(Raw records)

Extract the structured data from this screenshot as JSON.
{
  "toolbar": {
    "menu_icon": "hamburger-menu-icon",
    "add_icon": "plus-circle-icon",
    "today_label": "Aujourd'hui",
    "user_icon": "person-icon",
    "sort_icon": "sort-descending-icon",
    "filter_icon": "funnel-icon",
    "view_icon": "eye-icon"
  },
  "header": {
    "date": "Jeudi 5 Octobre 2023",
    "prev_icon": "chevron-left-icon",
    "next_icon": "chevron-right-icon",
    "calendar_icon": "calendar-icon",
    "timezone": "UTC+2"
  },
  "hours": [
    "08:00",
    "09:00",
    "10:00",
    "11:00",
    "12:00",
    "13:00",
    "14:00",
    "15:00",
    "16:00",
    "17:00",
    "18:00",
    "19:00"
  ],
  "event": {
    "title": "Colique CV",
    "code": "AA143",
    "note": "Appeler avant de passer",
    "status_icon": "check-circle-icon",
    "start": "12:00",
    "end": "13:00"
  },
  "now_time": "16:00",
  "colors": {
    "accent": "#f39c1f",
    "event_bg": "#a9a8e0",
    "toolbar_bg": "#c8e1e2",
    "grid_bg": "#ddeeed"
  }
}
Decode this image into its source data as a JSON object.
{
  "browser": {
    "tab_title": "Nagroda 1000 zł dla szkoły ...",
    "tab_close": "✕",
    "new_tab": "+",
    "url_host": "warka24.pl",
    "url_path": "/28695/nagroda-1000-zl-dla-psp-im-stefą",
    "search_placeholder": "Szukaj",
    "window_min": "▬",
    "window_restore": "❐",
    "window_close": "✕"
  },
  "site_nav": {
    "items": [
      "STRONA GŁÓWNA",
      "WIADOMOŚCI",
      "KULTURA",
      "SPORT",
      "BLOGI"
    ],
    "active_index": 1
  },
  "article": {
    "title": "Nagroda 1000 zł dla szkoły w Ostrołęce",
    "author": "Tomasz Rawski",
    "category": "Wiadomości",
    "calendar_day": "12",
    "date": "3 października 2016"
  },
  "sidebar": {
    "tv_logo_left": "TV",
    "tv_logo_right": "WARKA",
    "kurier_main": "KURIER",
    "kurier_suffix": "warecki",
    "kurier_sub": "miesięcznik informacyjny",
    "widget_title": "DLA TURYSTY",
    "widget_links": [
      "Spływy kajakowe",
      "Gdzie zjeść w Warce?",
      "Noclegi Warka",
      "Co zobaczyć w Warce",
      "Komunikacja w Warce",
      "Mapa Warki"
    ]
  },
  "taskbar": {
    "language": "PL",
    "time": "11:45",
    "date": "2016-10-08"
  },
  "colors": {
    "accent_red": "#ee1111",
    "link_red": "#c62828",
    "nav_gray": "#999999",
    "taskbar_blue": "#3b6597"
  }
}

...

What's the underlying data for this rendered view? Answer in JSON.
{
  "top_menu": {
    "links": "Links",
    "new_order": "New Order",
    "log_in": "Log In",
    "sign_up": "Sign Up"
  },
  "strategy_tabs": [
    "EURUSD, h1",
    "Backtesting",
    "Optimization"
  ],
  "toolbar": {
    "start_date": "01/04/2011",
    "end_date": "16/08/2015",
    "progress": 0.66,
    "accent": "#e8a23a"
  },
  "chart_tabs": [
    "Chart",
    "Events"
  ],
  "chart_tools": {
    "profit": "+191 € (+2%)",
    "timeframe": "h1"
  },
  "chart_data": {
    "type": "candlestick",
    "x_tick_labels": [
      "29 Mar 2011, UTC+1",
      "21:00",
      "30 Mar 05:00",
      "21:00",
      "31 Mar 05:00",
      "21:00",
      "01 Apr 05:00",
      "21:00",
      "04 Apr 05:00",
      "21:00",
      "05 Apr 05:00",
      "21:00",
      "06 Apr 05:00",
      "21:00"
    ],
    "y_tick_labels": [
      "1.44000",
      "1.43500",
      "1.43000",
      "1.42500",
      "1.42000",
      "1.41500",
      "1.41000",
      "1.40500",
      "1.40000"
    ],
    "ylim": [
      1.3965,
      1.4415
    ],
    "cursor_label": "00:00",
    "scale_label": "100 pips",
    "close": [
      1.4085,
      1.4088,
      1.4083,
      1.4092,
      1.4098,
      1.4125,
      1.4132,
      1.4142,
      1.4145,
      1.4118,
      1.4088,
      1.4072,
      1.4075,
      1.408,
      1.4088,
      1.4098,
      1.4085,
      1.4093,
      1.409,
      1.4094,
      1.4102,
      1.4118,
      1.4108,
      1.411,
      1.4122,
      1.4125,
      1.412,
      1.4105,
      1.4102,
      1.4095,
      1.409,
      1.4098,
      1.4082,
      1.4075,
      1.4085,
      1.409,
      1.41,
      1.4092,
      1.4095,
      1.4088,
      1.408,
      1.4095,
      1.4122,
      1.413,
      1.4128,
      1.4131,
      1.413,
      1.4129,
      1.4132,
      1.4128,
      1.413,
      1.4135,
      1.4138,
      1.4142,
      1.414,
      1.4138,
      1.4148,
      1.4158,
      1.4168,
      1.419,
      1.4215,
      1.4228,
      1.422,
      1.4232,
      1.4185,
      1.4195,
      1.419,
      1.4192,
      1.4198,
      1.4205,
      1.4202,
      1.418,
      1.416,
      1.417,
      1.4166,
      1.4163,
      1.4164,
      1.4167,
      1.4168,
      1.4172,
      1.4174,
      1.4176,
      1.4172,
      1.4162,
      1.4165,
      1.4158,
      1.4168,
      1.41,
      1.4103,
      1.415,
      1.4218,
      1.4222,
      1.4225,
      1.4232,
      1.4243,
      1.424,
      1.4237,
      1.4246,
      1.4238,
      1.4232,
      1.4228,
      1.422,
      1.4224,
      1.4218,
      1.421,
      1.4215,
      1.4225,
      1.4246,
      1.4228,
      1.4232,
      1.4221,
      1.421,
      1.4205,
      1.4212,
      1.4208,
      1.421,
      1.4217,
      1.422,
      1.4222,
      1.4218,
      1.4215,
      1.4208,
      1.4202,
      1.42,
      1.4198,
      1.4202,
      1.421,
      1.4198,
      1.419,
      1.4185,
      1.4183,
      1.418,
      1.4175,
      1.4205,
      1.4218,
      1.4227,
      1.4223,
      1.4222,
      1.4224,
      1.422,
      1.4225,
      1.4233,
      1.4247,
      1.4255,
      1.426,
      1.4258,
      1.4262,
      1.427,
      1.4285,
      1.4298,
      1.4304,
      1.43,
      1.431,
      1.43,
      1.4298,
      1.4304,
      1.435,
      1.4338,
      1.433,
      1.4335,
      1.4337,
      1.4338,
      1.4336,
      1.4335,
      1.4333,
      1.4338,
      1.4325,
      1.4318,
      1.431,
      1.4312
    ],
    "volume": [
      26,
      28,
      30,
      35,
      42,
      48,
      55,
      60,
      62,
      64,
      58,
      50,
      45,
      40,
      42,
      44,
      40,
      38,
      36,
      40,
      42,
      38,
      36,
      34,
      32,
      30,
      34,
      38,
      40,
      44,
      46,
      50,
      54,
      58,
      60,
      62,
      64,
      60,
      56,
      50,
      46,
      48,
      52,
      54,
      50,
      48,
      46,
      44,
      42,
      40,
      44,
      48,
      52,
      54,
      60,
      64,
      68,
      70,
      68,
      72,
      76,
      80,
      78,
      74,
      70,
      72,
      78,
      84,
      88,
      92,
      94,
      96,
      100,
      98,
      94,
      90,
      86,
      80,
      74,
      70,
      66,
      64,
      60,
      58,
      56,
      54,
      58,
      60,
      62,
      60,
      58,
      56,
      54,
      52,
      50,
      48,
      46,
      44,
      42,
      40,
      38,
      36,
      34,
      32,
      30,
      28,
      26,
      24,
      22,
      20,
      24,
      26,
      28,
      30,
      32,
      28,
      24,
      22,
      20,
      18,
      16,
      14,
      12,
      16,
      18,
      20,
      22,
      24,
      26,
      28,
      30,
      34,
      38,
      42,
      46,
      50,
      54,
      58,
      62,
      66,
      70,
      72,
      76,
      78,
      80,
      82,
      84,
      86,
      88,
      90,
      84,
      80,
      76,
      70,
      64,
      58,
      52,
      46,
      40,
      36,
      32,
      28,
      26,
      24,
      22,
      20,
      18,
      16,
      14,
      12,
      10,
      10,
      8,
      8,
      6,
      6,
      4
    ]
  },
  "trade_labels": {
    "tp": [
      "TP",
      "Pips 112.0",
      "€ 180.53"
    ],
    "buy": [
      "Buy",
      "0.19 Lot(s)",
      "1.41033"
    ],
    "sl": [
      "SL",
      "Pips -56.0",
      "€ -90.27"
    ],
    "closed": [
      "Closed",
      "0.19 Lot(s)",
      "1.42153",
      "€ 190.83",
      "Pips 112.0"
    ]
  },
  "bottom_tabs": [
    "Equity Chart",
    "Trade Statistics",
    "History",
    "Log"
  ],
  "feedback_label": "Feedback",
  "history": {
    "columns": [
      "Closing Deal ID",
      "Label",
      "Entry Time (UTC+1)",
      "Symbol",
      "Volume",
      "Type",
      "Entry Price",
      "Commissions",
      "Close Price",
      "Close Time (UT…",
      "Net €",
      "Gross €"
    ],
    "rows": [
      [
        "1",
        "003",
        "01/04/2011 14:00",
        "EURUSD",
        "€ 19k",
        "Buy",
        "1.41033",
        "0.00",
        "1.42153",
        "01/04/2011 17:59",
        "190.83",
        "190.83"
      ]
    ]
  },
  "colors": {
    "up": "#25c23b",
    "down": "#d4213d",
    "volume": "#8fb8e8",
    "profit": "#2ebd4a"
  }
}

* * *

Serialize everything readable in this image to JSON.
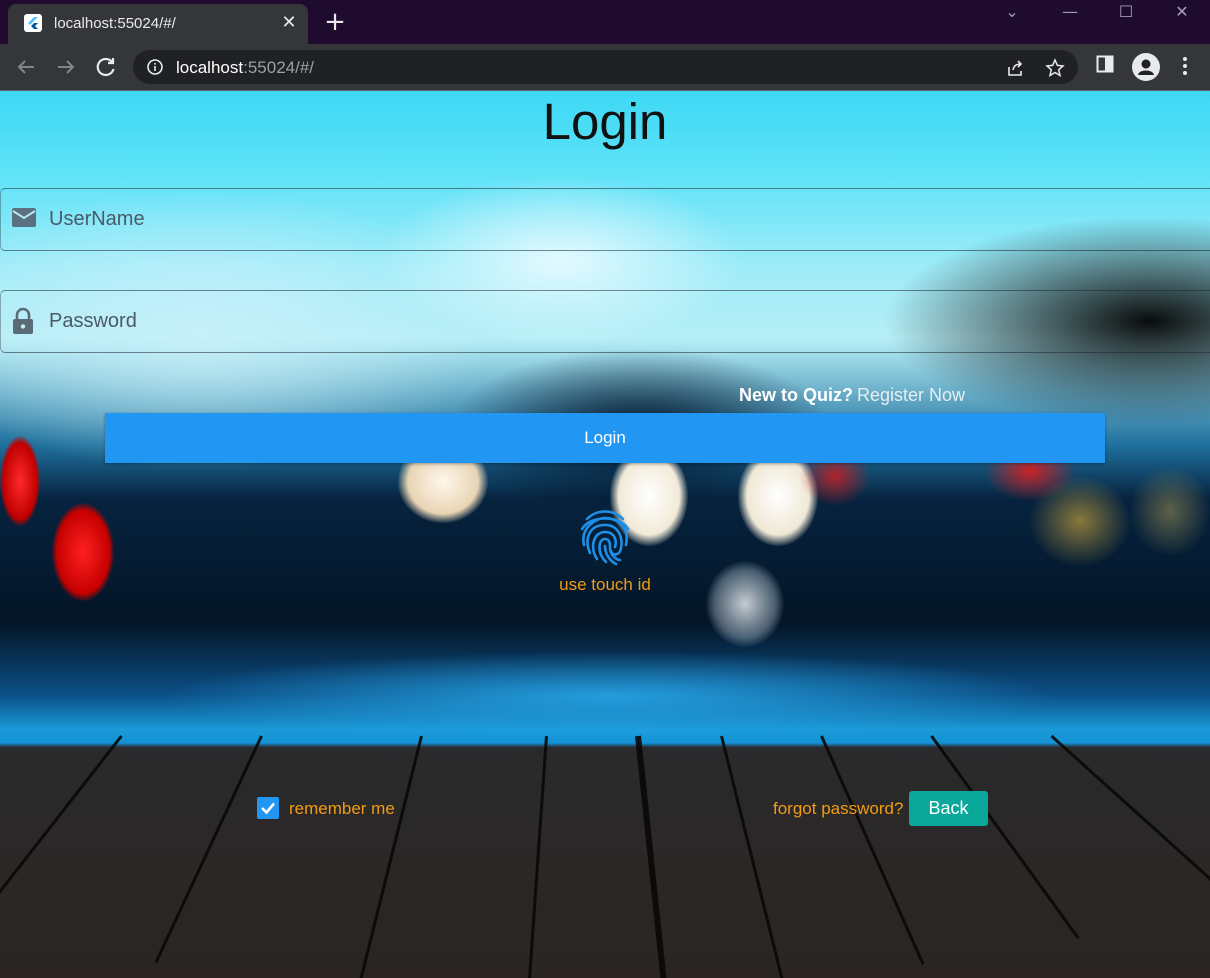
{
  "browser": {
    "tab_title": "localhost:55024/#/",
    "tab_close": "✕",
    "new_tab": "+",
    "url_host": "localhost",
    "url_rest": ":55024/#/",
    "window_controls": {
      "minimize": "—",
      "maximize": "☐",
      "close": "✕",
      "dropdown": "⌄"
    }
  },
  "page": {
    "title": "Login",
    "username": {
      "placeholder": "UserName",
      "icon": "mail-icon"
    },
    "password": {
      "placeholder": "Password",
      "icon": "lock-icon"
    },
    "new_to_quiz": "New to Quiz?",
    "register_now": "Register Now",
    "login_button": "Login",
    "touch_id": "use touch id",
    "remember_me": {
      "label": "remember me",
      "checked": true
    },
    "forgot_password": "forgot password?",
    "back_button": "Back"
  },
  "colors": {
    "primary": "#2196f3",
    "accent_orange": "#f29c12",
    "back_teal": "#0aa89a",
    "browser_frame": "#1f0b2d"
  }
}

> Work to do: Tell how many lines in the material contain the word "chevron". Only the number is wanted.

> Solution: 2